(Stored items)
== == ==

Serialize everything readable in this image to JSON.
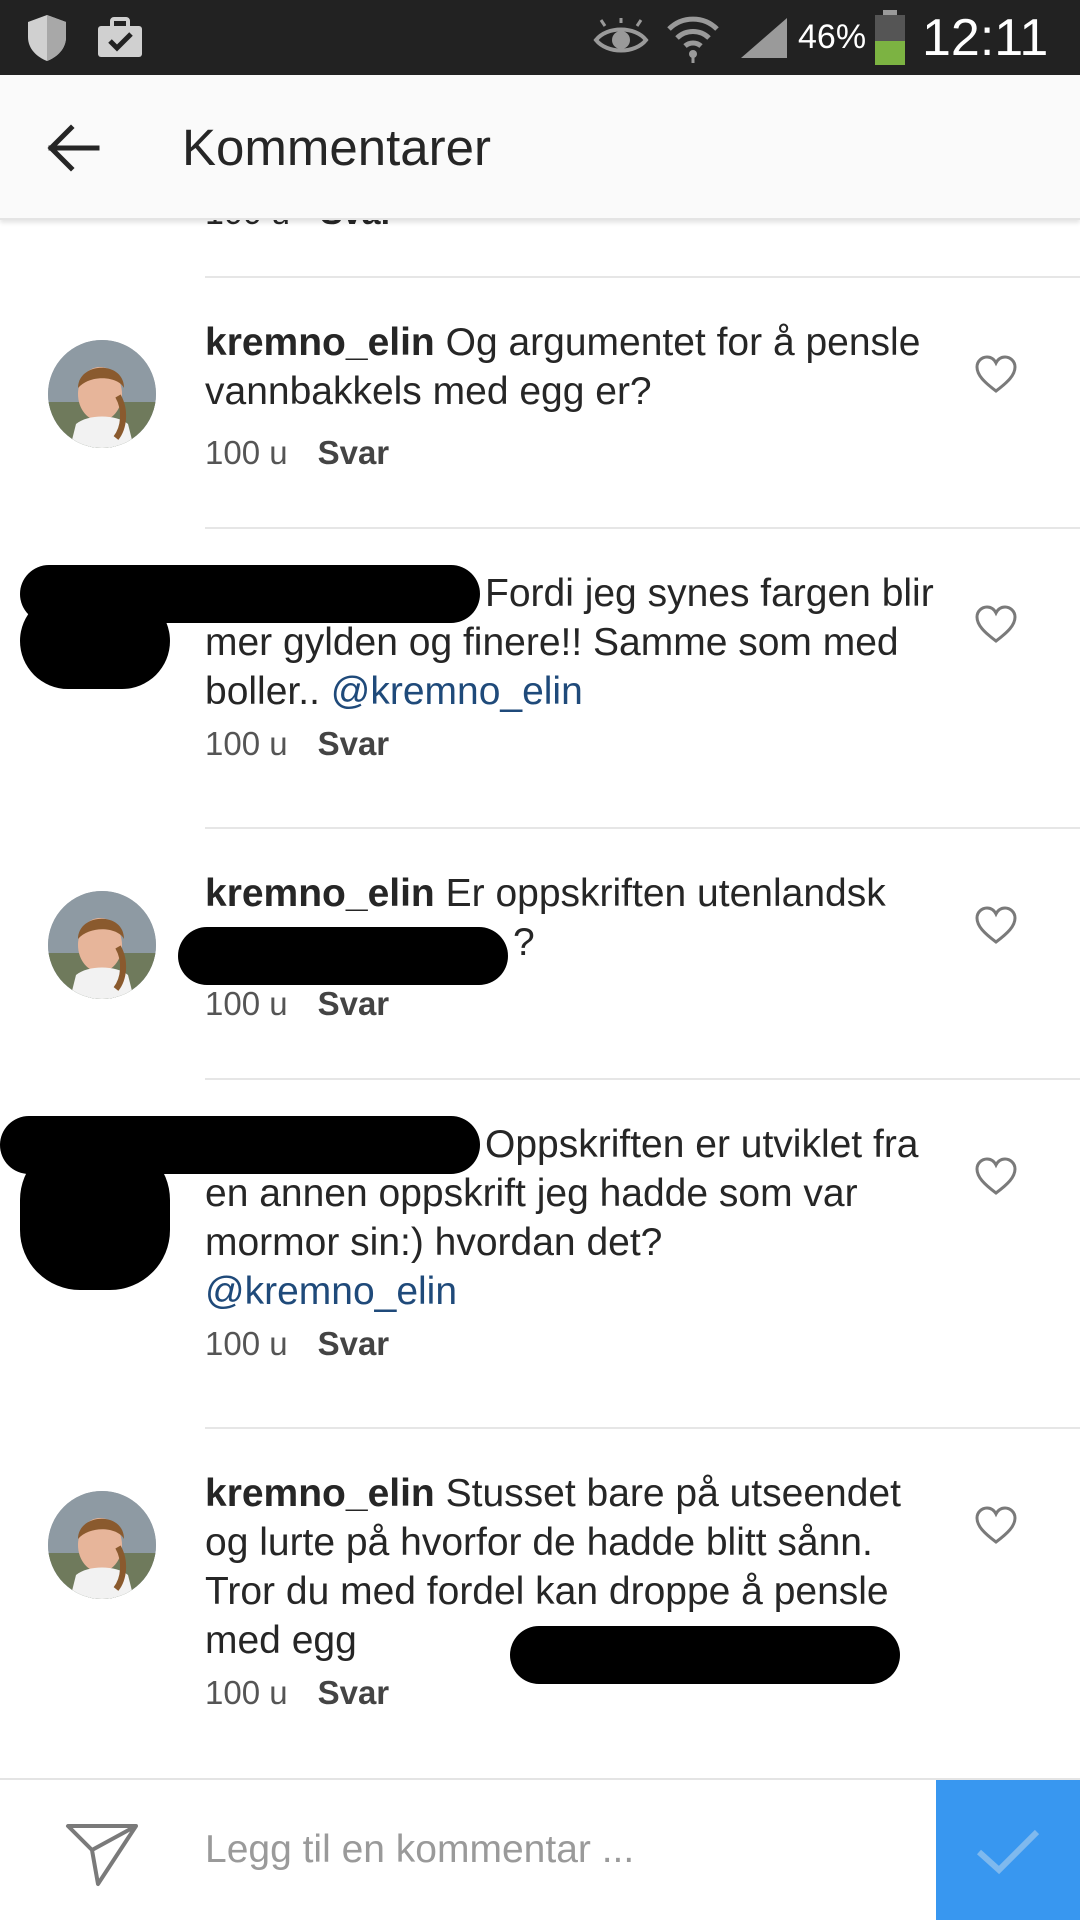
{
  "status_bar": {
    "battery_percent": "46%",
    "time": "12:11",
    "icons": [
      "shield-icon",
      "briefcase-check-icon",
      "eye-icon",
      "wifi-icon",
      "signal-icon",
      "battery-icon"
    ]
  },
  "header": {
    "title": "Kommentarer",
    "back_icon": "arrow-left-icon"
  },
  "partial_comment": {
    "time": "100 u",
    "reply": "Svar"
  },
  "comments": [
    {
      "username": "kremno_elin",
      "text": "Og argumentet for å pensle vannbakkels med egg er?",
      "time": "100 u",
      "reply": "Svar",
      "liked": false
    },
    {
      "username": "",
      "text": "Fordi jeg synes fargen blir mer gylden og finere!! Samme som med boller.. ",
      "mention": "@kremno_elin",
      "time": "100 u",
      "reply": "Svar",
      "liked": false
    },
    {
      "username": "kremno_elin",
      "text": "Er oppskriften utenlandsk",
      "text_after_redaction": "?",
      "time": "100 u",
      "reply": "Svar",
      "liked": false
    },
    {
      "username": "",
      "text": "Oppskriften er utviklet fra en annen oppskrift jeg hadde som var mormor sin:) hvordan det?",
      "mention": "@kremno_elin",
      "time": "100 u",
      "reply": "Svar",
      "liked": false
    },
    {
      "username": "kremno_elin",
      "text": "Stusset bare på utseendet og lurte på hvorfor de hadde blitt sånn. Tror du med fordel kan droppe å pensle med egg",
      "time": "100 u",
      "reply": "Svar",
      "liked": false
    }
  ],
  "composer": {
    "placeholder": "Legg til en kommentar ...",
    "value": "",
    "send_icon": "paper-plane-icon",
    "submit_icon": "checkmark-icon"
  },
  "colors": {
    "status_bar_bg": "#222222",
    "app_bar_bg": "#fafafa",
    "mention": "#1f4a7a",
    "submit_button": "#3897f0",
    "battery_fill": "#7cb342"
  }
}
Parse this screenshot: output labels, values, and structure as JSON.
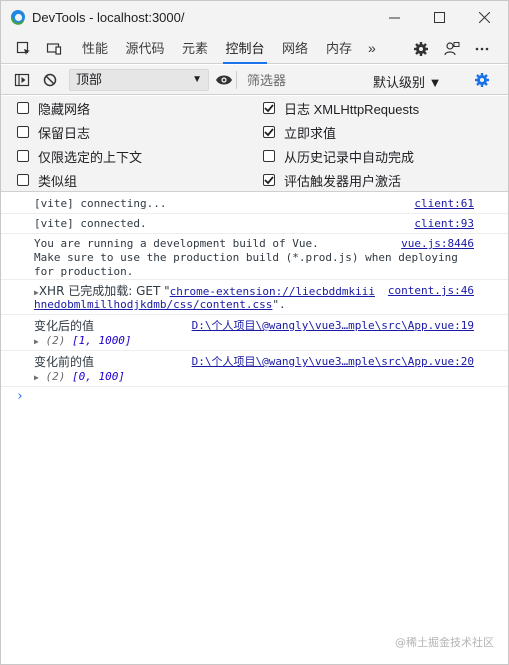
{
  "window": {
    "title": "DevTools - localhost:3000/",
    "icon": "edge-devtools-icon",
    "controls": {
      "minimize": "—",
      "maximize": "☐",
      "close": "✕"
    }
  },
  "tabs": {
    "items": [
      {
        "label": "性能",
        "active": false
      },
      {
        "label": "源代码",
        "active": false
      },
      {
        "label": "元素",
        "active": false
      },
      {
        "label": "控制台",
        "active": true
      },
      {
        "label": "网络",
        "active": false
      },
      {
        "label": "内存",
        "active": false
      }
    ],
    "more": "»"
  },
  "console_toolbar": {
    "context": "顶部",
    "filter_placeholder": "筛选器",
    "levels": "默认级别 ▼"
  },
  "settings": {
    "left": [
      {
        "label": "隐藏网络",
        "checked": false
      },
      {
        "label": "保留日志",
        "checked": false
      },
      {
        "label": "仅限选定的上下文",
        "checked": false
      },
      {
        "label": "类似组",
        "checked": false
      }
    ],
    "right": [
      {
        "label": "日志 XMLHttpRequests",
        "checked": true
      },
      {
        "label": "立即求值",
        "checked": true
      },
      {
        "label": "从历史记录中自动完成",
        "checked": false
      },
      {
        "label": "评估触发器用户激活",
        "checked": true
      }
    ]
  },
  "messages": [
    {
      "text": "[vite] connecting...",
      "source": "client:61"
    },
    {
      "text": "[vite] connected.",
      "source": "client:93"
    },
    {
      "text": "You are running a development build of Vue.\nMake sure to use the production build (*.prod.js) when deploying\nfor production.",
      "source": "vue.js:8446"
    },
    {
      "prefix": "XHR 已完成加载: GET \"",
      "url": "chrome-extension://liecbddmkiii",
      "url2": "hnedobmlmillhodjkdmb/css/content.css",
      "suffix": "\".",
      "source": "content.js:46"
    },
    {
      "label": "变化后的值",
      "source": "D:\\个人项目\\@wangly\\vue3…mple\\src\\App.vue:19",
      "len": "(2)",
      "value": "[1, 1000]"
    },
    {
      "label": "变化前的值",
      "source": "D:\\个人项目\\@wangly\\vue3…mple\\src\\App.vue:20",
      "len": "(2)",
      "value": "[0, 100]"
    }
  ],
  "prompt_symbol": "›",
  "watermark": "@稀土掘金技术社区"
}
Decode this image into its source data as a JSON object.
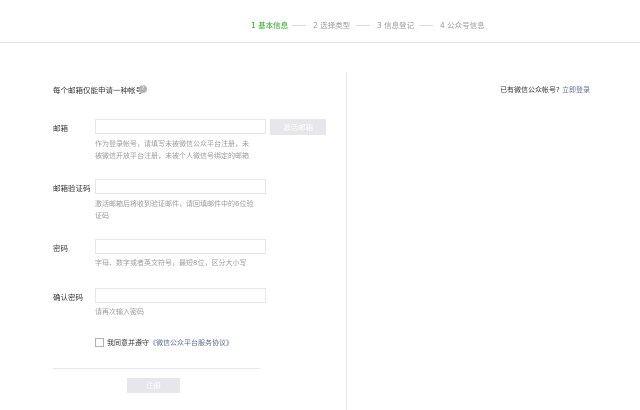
{
  "steps": [
    {
      "label": "1 基本信息",
      "active": true
    },
    {
      "label": "2 选择类型",
      "active": false
    },
    {
      "label": "3 信息登记",
      "active": false
    },
    {
      "label": "4 公众号信息",
      "active": false
    }
  ],
  "form": {
    "heading": "每个邮箱仅能申请一种帐号",
    "help_icon": "question-icon",
    "email": {
      "label": "邮箱",
      "value": "",
      "button": "激活邮箱",
      "hint_line1": "作为登录帐号，请填写未被微信公众平台注册，未",
      "hint_line2": "被微信开放平台注册，未被个人微信号绑定的邮箱"
    },
    "code": {
      "label": "邮箱验证码",
      "value": "",
      "hint_line1": "激活邮箱后将收到验证邮件，请回填邮件中的6位验",
      "hint_line2": "证码"
    },
    "password": {
      "label": "密码",
      "value": "",
      "hint": "字母、数字或者英文符号，最短8位，区分大小写"
    },
    "confirm": {
      "label": "确认密码",
      "value": "",
      "hint": "请再次输入密码"
    },
    "agreement": {
      "prefix": "我同意并遵守",
      "link": "《微信公众平台服务协议》",
      "checked": false
    },
    "register_button": "注册"
  },
  "aside": {
    "question": "已有微信公众帐号?",
    "login_link": "立即登录"
  },
  "colors": {
    "accent": "#1aad19",
    "link": "#576b95",
    "hint": "#9a9a9a",
    "border": "#e7e7eb",
    "button_disabled": "#e7e7eb"
  }
}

== == ==

▶ [Given request] Copy out each line of the material that holds the word "mple".

▶ [Written reply]
      "source": "D:\\个人项目\\@wangly\\vue3…mple\\src\\App.vue:19",
      "source": "D:\\个人项目\\@wangly\\vue3…mple\\src\\App.vue:20",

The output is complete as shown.